WHAT YOU ARE ASKED TO DO
Every entry that follows should be repeated exactly; drop the images.

INFORMATION PROVIDED
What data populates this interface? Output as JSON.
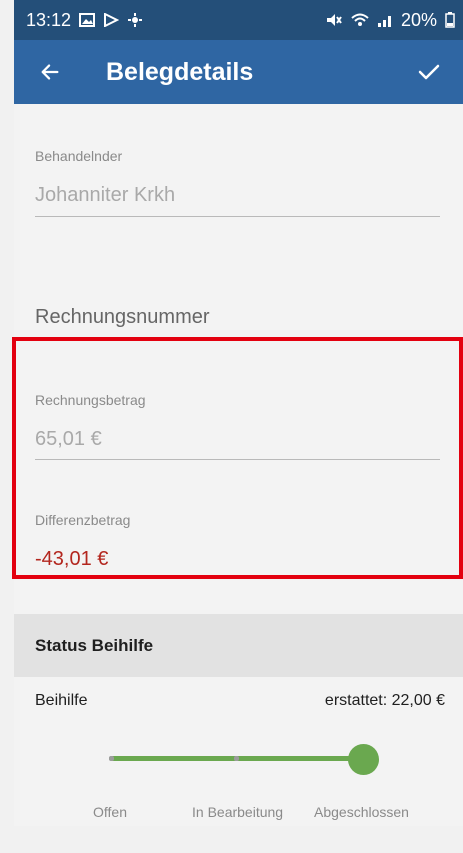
{
  "status_bar": {
    "time": "13:12",
    "left_icons": [
      "image-icon",
      "play-icon",
      "settings-icon"
    ],
    "right_icons": [
      "mute-icon",
      "wifi-icon",
      "signal-icon"
    ],
    "battery": "20%"
  },
  "app_bar": {
    "title": "Belegdetails",
    "back_icon": "arrow-left-icon",
    "confirm_icon": "check-icon"
  },
  "form": {
    "behandelnder": {
      "label": "Behandelnder",
      "value": "Johanniter Krkh"
    },
    "rechnungsnummer": {
      "placeholder": "Rechnungsnummer"
    },
    "rechnungsbetrag": {
      "label": "Rechnungsbetrag",
      "value": "65,01 €"
    },
    "differenzbetrag": {
      "label": "Differenzbetrag",
      "value": "-43,01 €"
    }
  },
  "status_beihilfe": {
    "header": "Status Beihilfe",
    "row_label": "Beihilfe",
    "row_value": "erstattet: 22,00 €",
    "steps": [
      "Offen",
      "In Bearbeitung",
      "Abgeschlossen"
    ],
    "selected_step_index": 2
  },
  "colors": {
    "status_bar_bg": "#244f79",
    "app_bar_bg": "#2f66a3",
    "accent_green": "#6aa84f",
    "negative_amount": "#b3261e",
    "highlight_border": "#e3000f"
  }
}
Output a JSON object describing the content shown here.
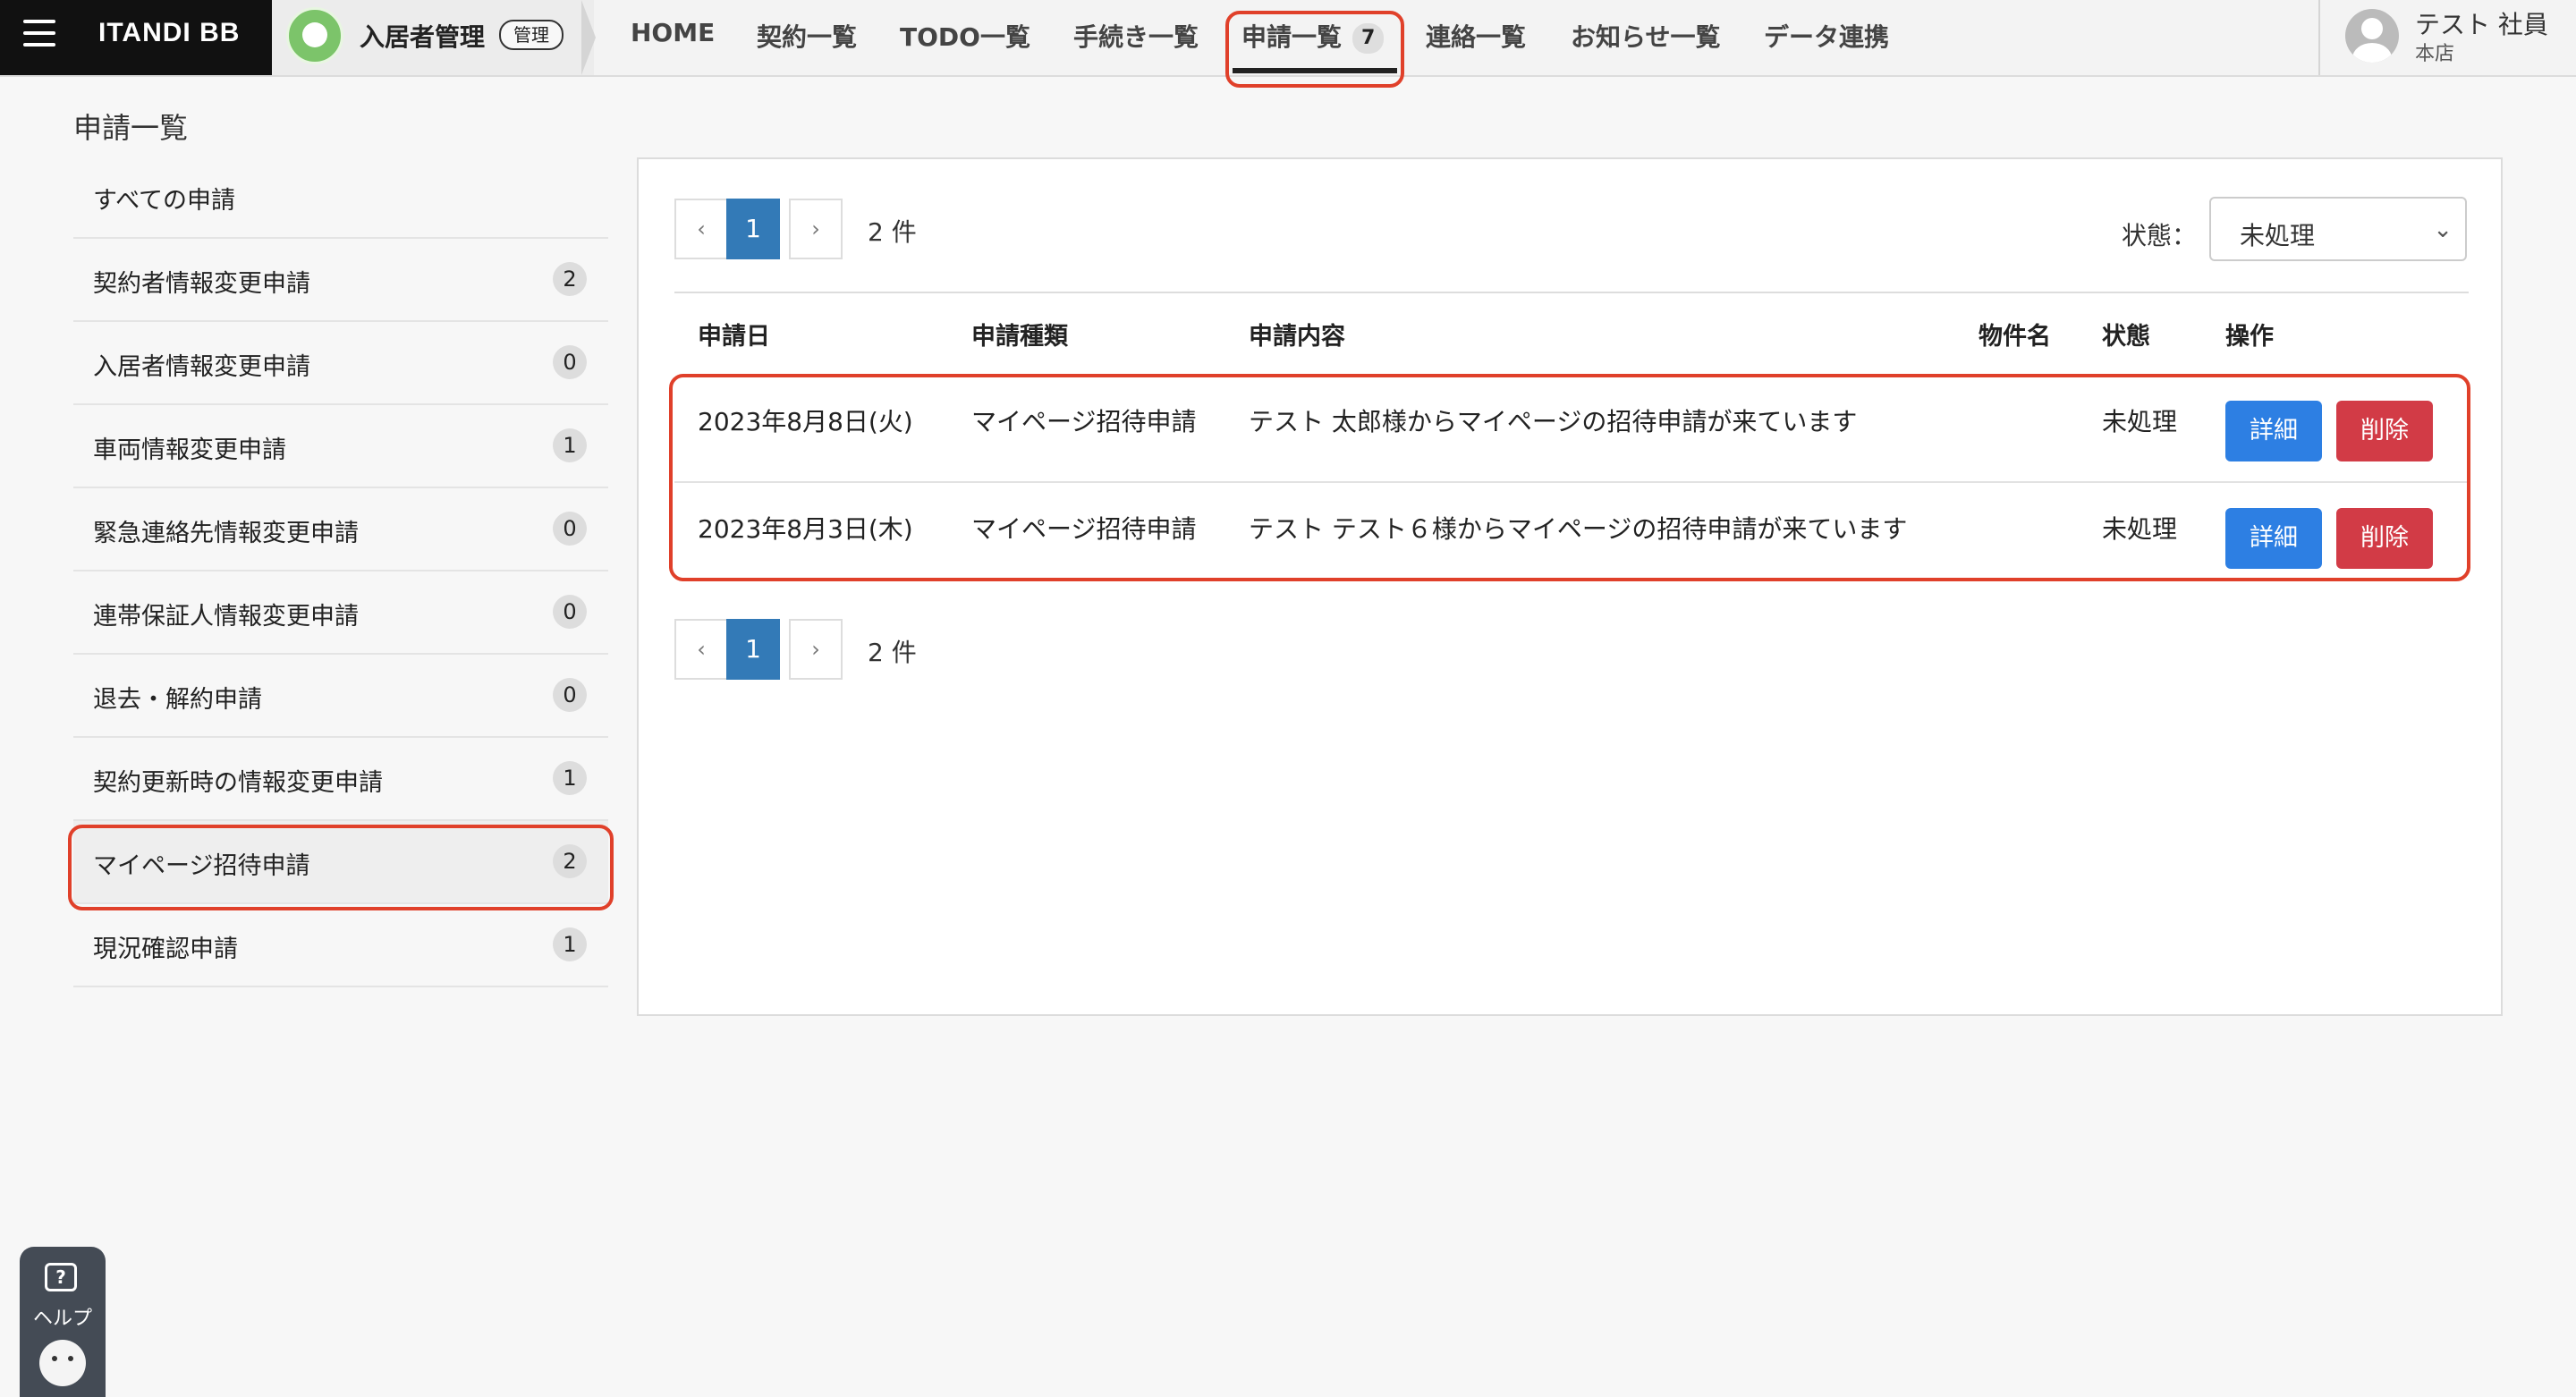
{
  "app": {
    "brand": "ITANDI BB",
    "menu_icon": "hamburger-menu-icon"
  },
  "module": {
    "title": "入居者管理",
    "badge": "管理"
  },
  "nav": [
    {
      "label": "HOME"
    },
    {
      "label": "契約一覧"
    },
    {
      "label": "TODO一覧"
    },
    {
      "label": "手続き一覧"
    },
    {
      "label": "申請一覧",
      "count": "7",
      "active": true
    },
    {
      "label": "連絡一覧"
    },
    {
      "label": "お知らせ一覧"
    },
    {
      "label": "データ連携"
    }
  ],
  "user": {
    "name": "テスト 社員",
    "store": "本店"
  },
  "page": {
    "title": "申請一覧"
  },
  "sidebar": {
    "items": [
      {
        "label": "すべての申請"
      },
      {
        "label": "契約者情報変更申請",
        "count": "2"
      },
      {
        "label": "入居者情報変更申請",
        "count": "0"
      },
      {
        "label": "車両情報変更申請",
        "count": "1"
      },
      {
        "label": "緊急連絡先情報変更申請",
        "count": "0"
      },
      {
        "label": "連帯保証人情報変更申請",
        "count": "0"
      },
      {
        "label": "退去・解約申請",
        "count": "0"
      },
      {
        "label": "契約更新時の情報変更申請",
        "count": "1"
      },
      {
        "label": "マイページ招待申請",
        "count": "2",
        "active": true
      },
      {
        "label": "現況確認申請",
        "count": "1"
      }
    ]
  },
  "pagination": {
    "prev": "‹",
    "current": "1",
    "next": "›",
    "total": "2 件"
  },
  "filter": {
    "label": "状態：",
    "value": "未処理"
  },
  "table": {
    "headers": [
      "申請日",
      "申請種類",
      "申請内容",
      "物件名",
      "状態",
      "操作"
    ],
    "rows": [
      {
        "date": "2023年8月8日(火)",
        "type": "マイページ招待申請",
        "content": "テスト 太郎様からマイページの招待申請が来ています",
        "property": "",
        "status": "未処理",
        "detail": "詳細",
        "delete": "削除"
      },
      {
        "date": "2023年8月3日(木)",
        "type": "マイページ招待申請",
        "content": "テスト テスト６様からマイページの招待申請が来ています",
        "property": "",
        "status": "未処理",
        "detail": "詳細",
        "delete": "削除"
      }
    ]
  },
  "help": {
    "label": "ヘルプ",
    "icon_glyph": "?"
  },
  "colors": {
    "highlight": "#e0402a",
    "primary": "#2d7fe3",
    "danger": "#d23b46",
    "page_active": "#337ab7"
  }
}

SOLUTION TO THIS EXERCISE
What data populates this interface? Output as JSON.
{
  "status_bar": {
    "time": "13:12",
    "left_icons": [
      "image-icon",
      "play-icon",
      "settings-icon"
    ],
    "right_icons": [
      "mute-icon",
      "wifi-icon",
      "signal-icon"
    ],
    "battery": "20%"
  },
  "app_bar": {
    "title": "Belegdetails",
    "back_icon": "arrow-left-icon",
    "confirm_icon": "check-icon"
  },
  "form": {
    "behandelnder": {
      "label": "Behandelnder",
      "value": "Johanniter Krkh"
    },
    "rechnungsnummer": {
      "placeholder": "Rechnungsnummer"
    },
    "rechnungsbetrag": {
      "label": "Rechnungsbetrag",
      "value": "65,01 €"
    },
    "differenzbetrag": {
      "label": "Differenzbetrag",
      "value": "-43,01 €"
    }
  },
  "status_beihilfe": {
    "header": "Status Beihilfe",
    "row_label": "Beihilfe",
    "row_value": "erstattet: 22,00 €",
    "steps": [
      "Offen",
      "In Bearbeitung",
      "Abgeschlossen"
    ],
    "selected_step_index": 2
  },
  "colors": {
    "status_bar_bg": "#244f79",
    "app_bar_bg": "#2f66a3",
    "accent_green": "#6aa84f",
    "negative_amount": "#b3261e",
    "highlight_border": "#e3000f"
  }
}
Output a JSON object describing the content shown here.
{
  "app": {
    "brand": "ITANDI BB",
    "menu_icon": "hamburger-menu-icon"
  },
  "module": {
    "title": "入居者管理",
    "badge": "管理"
  },
  "nav": [
    {
      "label": "HOME"
    },
    {
      "label": "契約一覧"
    },
    {
      "label": "TODO一覧"
    },
    {
      "label": "手続き一覧"
    },
    {
      "label": "申請一覧",
      "count": "7",
      "active": true
    },
    {
      "label": "連絡一覧"
    },
    {
      "label": "お知らせ一覧"
    },
    {
      "label": "データ連携"
    }
  ],
  "user": {
    "name": "テスト 社員",
    "store": "本店"
  },
  "page": {
    "title": "申請一覧"
  },
  "sidebar": {
    "items": [
      {
        "label": "すべての申請"
      },
      {
        "label": "契約者情報変更申請",
        "count": "2"
      },
      {
        "label": "入居者情報変更申請",
        "count": "0"
      },
      {
        "label": "車両情報変更申請",
        "count": "1"
      },
      {
        "label": "緊急連絡先情報変更申請",
        "count": "0"
      },
      {
        "label": "連帯保証人情報変更申請",
        "count": "0"
      },
      {
        "label": "退去・解約申請",
        "count": "0"
      },
      {
        "label": "契約更新時の情報変更申請",
        "count": "1"
      },
      {
        "label": "マイページ招待申請",
        "count": "2",
        "active": true
      },
      {
        "label": "現況確認申請",
        "count": "1"
      }
    ]
  },
  "pagination": {
    "prev": "‹",
    "current": "1",
    "next": "›",
    "total": "2 件"
  },
  "filter": {
    "label": "状態：",
    "value": "未処理"
  },
  "table": {
    "headers": [
      "申請日",
      "申請種類",
      "申請内容",
      "物件名",
      "状態",
      "操作"
    ],
    "rows": [
      {
        "date": "2023年8月8日(火)",
        "type": "マイページ招待申請",
        "content": "テスト 太郎様からマイページの招待申請が来ています",
        "property": "",
        "status": "未処理",
        "detail": "詳細",
        "delete": "削除"
      },
      {
        "date": "2023年8月3日(木)",
        "type": "マイページ招待申請",
        "content": "テスト テスト６様からマイページの招待申請が来ています",
        "property": "",
        "status": "未処理",
        "detail": "詳細",
        "delete": "削除"
      }
    ]
  },
  "help": {
    "label": "ヘルプ",
    "icon_glyph": "?"
  },
  "colors": {
    "highlight": "#e0402a",
    "primary": "#2d7fe3",
    "danger": "#d23b46",
    "page_active": "#337ab7"
  }
}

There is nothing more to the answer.